◆ Raw records ◆
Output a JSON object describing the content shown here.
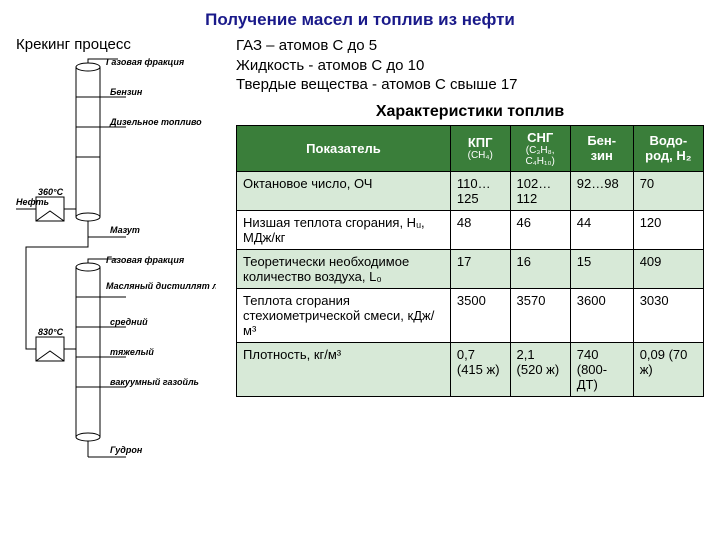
{
  "title": "Получение масел и топлив из нефти",
  "subtitle_left": "Крекинг процесс",
  "info": {
    "l1": "ГАЗ – атомов С до 5",
    "l2": "Жидкость - атомов С до 10",
    "l3": "Твердые вещества - атомов С свыше 17"
  },
  "diagram_labels": {
    "gas_fraction": "Газовая фракция",
    "benzin": "Бензин",
    "diesel": "Дизельное топливо",
    "neft": "Нефть",
    "mazut": "Мазут",
    "t360": "360°С",
    "t830": "830°С",
    "gas_fraction2": "Газовая фракция",
    "masl_light": "Масляный дистиллят легкий",
    "medium": "средний",
    "heavy": "тяжелый",
    "vacuum": "вакуумный газойль",
    "gudron": "Гудрон"
  },
  "table_title": "Характеристики топлив",
  "table": {
    "headers": {
      "indicator": "Показатель",
      "kpg": "КПГ",
      "kpg_sub": "(CH₄)",
      "sng": "СНГ",
      "sng_sub": "(C₃H₈, C₄H₁₀)",
      "benzin": "Бен-зин",
      "hydrogen": "Водо-род, H₂"
    },
    "rows": [
      {
        "name": "Октановое число, ОЧ",
        "v1": "110…125",
        "v2": "102…112",
        "v3": "92…98",
        "v4": "70"
      },
      {
        "name": "Низшая теплота сгорания, Hᵤ, МДж/кг",
        "v1": "48",
        "v2": "46",
        "v3": "44",
        "v4": "120"
      },
      {
        "name": "Теоретически необходимое количество воздуха, L₀",
        "v1": "17",
        "v2": "16",
        "v3": "15",
        "v4": "409"
      },
      {
        "name": "Теплота сгорания стехиометрической смеси, кДж/м³",
        "v1": "3500",
        "v2": "3570",
        "v3": "3600",
        "v4": "3030"
      },
      {
        "name": "Плотность, кг/м³",
        "v1": "0,7 (415 ж)",
        "v2": "2,1 (520 ж)",
        "v3": "740 (800-ДТ)",
        "v4": "0,09 (70 ж)"
      }
    ]
  },
  "colors": {
    "header_bg": "#3a7e3a",
    "row_alt": "#d7e9d7",
    "title_color": "#1a1a8a"
  }
}
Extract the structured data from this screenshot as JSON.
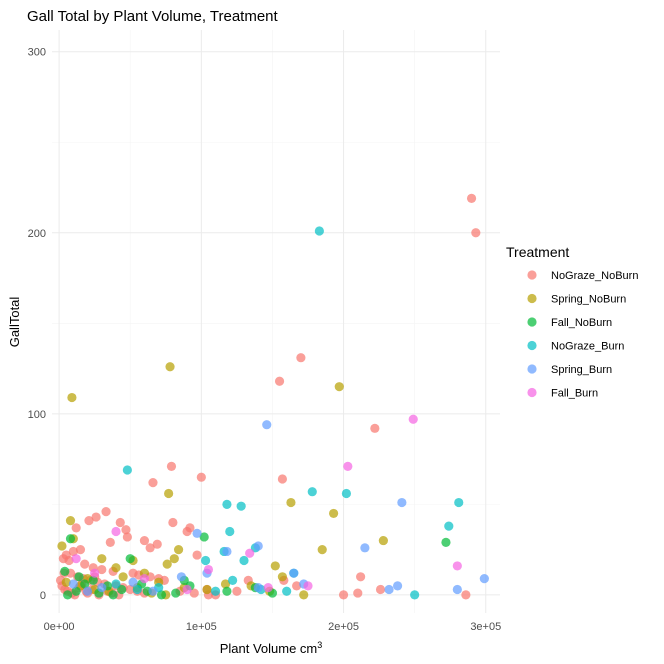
{
  "chart_data": {
    "type": "scatter",
    "title": "Gall Total by Plant Volume, Treatment",
    "xlabel": "Plant Volume cm",
    "xlabel_superscript": "3",
    "ylabel": "GallTotal",
    "xlim": [
      -5000,
      310000
    ],
    "ylim": [
      -10,
      312
    ],
    "x_ticks": [
      0,
      100000,
      200000,
      300000
    ],
    "x_tick_labels": [
      "0e+00",
      "1e+05",
      "2e+05",
      "3e+05"
    ],
    "y_ticks": [
      0,
      100,
      200,
      300
    ],
    "y_tick_labels": [
      "0",
      "100",
      "200",
      "300"
    ],
    "grid": true,
    "legend": {
      "title": "Treatment",
      "position": "right"
    },
    "series": [
      {
        "name": "NoGraze_NoBurn",
        "color": "#F8766D",
        "points": [
          [
            290000,
            219
          ],
          [
            293000,
            200
          ],
          [
            170000,
            131
          ],
          [
            155000,
            118
          ],
          [
            222000,
            92
          ],
          [
            79000,
            71
          ],
          [
            100000,
            65
          ],
          [
            157000,
            64
          ],
          [
            66000,
            62
          ],
          [
            33000,
            46
          ],
          [
            43000,
            40
          ],
          [
            47000,
            36
          ],
          [
            80000,
            40
          ],
          [
            90000,
            35
          ],
          [
            92000,
            37
          ],
          [
            26000,
            43
          ],
          [
            21000,
            41
          ],
          [
            12000,
            37
          ],
          [
            48000,
            32
          ],
          [
            60000,
            30
          ],
          [
            36000,
            29
          ],
          [
            15000,
            25
          ],
          [
            10000,
            24
          ],
          [
            5000,
            22
          ],
          [
            3000,
            20
          ],
          [
            7000,
            19
          ],
          [
            18000,
            17
          ],
          [
            24000,
            15
          ],
          [
            30000,
            14
          ],
          [
            38000,
            13
          ],
          [
            52000,
            12
          ],
          [
            56000,
            11
          ],
          [
            64000,
            10
          ],
          [
            70000,
            9
          ],
          [
            74000,
            8
          ],
          [
            8000,
            12
          ],
          [
            13000,
            10
          ],
          [
            17000,
            9
          ],
          [
            22000,
            8
          ],
          [
            27000,
            7
          ],
          [
            32000,
            6
          ],
          [
            40000,
            5
          ],
          [
            45000,
            4
          ],
          [
            50000,
            3
          ],
          [
            55000,
            2
          ],
          [
            60000,
            1
          ],
          [
            2000,
            5
          ],
          [
            4000,
            3
          ],
          [
            6000,
            2
          ],
          [
            9000,
            1
          ],
          [
            11000,
            0
          ],
          [
            14000,
            4
          ],
          [
            16000,
            6
          ],
          [
            19000,
            2
          ],
          [
            20000,
            1
          ],
          [
            23000,
            3
          ],
          [
            28000,
            0
          ],
          [
            34000,
            2
          ],
          [
            37000,
            1
          ],
          [
            42000,
            0
          ],
          [
            85000,
            2
          ],
          [
            95000,
            1
          ],
          [
            104000,
            3
          ],
          [
            110000,
            0
          ],
          [
            125000,
            2
          ],
          [
            133000,
            8
          ],
          [
            158000,
            8
          ],
          [
            167000,
            5
          ],
          [
            200000,
            0
          ],
          [
            212000,
            10
          ],
          [
            210000,
            1
          ],
          [
            226000,
            3
          ],
          [
            286000,
            0
          ],
          [
            64000,
            26
          ],
          [
            69000,
            28
          ],
          [
            97000,
            22
          ],
          [
            105000,
            0
          ],
          [
            1000,
            8
          ],
          [
            3500,
            12
          ],
          [
            25000,
            10
          ]
        ]
      },
      {
        "name": "Spring_NoBurn",
        "color": "#B79F00",
        "points": [
          [
            9000,
            109
          ],
          [
            78000,
            126
          ],
          [
            197000,
            115
          ],
          [
            77000,
            56
          ],
          [
            193000,
            45
          ],
          [
            163000,
            51
          ],
          [
            185000,
            25
          ],
          [
            228000,
            30
          ],
          [
            10000,
            31
          ],
          [
            8000,
            41
          ],
          [
            81000,
            20
          ],
          [
            84000,
            25
          ],
          [
            76000,
            17
          ],
          [
            152000,
            16
          ],
          [
            157000,
            10
          ],
          [
            2000,
            27
          ],
          [
            52000,
            19
          ],
          [
            60000,
            12
          ],
          [
            70000,
            7
          ],
          [
            88000,
            4
          ],
          [
            104000,
            3
          ],
          [
            117000,
            6
          ],
          [
            135000,
            5
          ],
          [
            148000,
            2
          ],
          [
            172000,
            0
          ],
          [
            30000,
            20
          ],
          [
            40000,
            15
          ],
          [
            45000,
            10
          ],
          [
            20000,
            9
          ],
          [
            5000,
            7
          ],
          [
            15000,
            5
          ],
          [
            25000,
            3
          ],
          [
            35000,
            2
          ],
          [
            55000,
            4
          ],
          [
            65000,
            1
          ],
          [
            75000,
            0
          ]
        ]
      },
      {
        "name": "Fall_NoBurn",
        "color": "#00BA38",
        "points": [
          [
            272000,
            29
          ],
          [
            102000,
            32
          ],
          [
            8000,
            31
          ],
          [
            50000,
            20
          ],
          [
            4000,
            13
          ],
          [
            14000,
            10
          ],
          [
            24000,
            8
          ],
          [
            34000,
            5
          ],
          [
            44000,
            3
          ],
          [
            62000,
            2
          ],
          [
            82000,
            1
          ],
          [
            92000,
            5
          ],
          [
            118000,
            2
          ],
          [
            138000,
            4
          ],
          [
            150000,
            1
          ],
          [
            6000,
            0
          ],
          [
            12000,
            2
          ],
          [
            18000,
            6
          ],
          [
            28000,
            1
          ],
          [
            38000,
            0
          ],
          [
            58000,
            6
          ],
          [
            72000,
            0
          ],
          [
            88000,
            8
          ]
        ]
      },
      {
        "name": "NoGraze_Burn",
        "color": "#00BFC4",
        "points": [
          [
            183000,
            201
          ],
          [
            48000,
            69
          ],
          [
            178000,
            57
          ],
          [
            202000,
            56
          ],
          [
            118000,
            50
          ],
          [
            128000,
            49
          ],
          [
            281000,
            51
          ],
          [
            274000,
            38
          ],
          [
            120000,
            35
          ],
          [
            116000,
            24
          ],
          [
            130000,
            19
          ],
          [
            138000,
            26
          ],
          [
            122000,
            8
          ],
          [
            142000,
            3
          ],
          [
            160000,
            2
          ],
          [
            165000,
            12
          ],
          [
            103000,
            19
          ],
          [
            110000,
            2
          ],
          [
            250000,
            0
          ],
          [
            40000,
            6
          ],
          [
            55000,
            3
          ],
          [
            70000,
            4
          ]
        ]
      },
      {
        "name": "Spring_Burn",
        "color": "#619CFF",
        "points": [
          [
            146000,
            94
          ],
          [
            241000,
            51
          ],
          [
            97000,
            34
          ],
          [
            140000,
            27
          ],
          [
            118000,
            24
          ],
          [
            215000,
            26
          ],
          [
            104000,
            12
          ],
          [
            165000,
            12
          ],
          [
            299000,
            9
          ],
          [
            238000,
            5
          ],
          [
            232000,
            3
          ],
          [
            280000,
            3
          ],
          [
            140000,
            4
          ],
          [
            172000,
            6
          ],
          [
            86000,
            10
          ],
          [
            66000,
            2
          ],
          [
            52000,
            7
          ],
          [
            30000,
            4
          ],
          [
            20000,
            2
          ],
          [
            10000,
            6
          ]
        ]
      },
      {
        "name": "Fall_Burn",
        "color": "#F564E3",
        "points": [
          [
            249000,
            97
          ],
          [
            203000,
            71
          ],
          [
            40000,
            35
          ],
          [
            134000,
            23
          ],
          [
            105000,
            14
          ],
          [
            280000,
            16
          ],
          [
            147000,
            4
          ],
          [
            175000,
            5
          ],
          [
            60000,
            9
          ],
          [
            25000,
            12
          ],
          [
            12000,
            20
          ],
          [
            90000,
            3
          ]
        ]
      }
    ]
  }
}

◆ Stated exercise ◆
Return each line of the data that contains the string "Газовая".

◆ Exercise response ◆
    "gas_fraction": "Газовая фракция",
    "gas_fraction2": "Газовая фракция",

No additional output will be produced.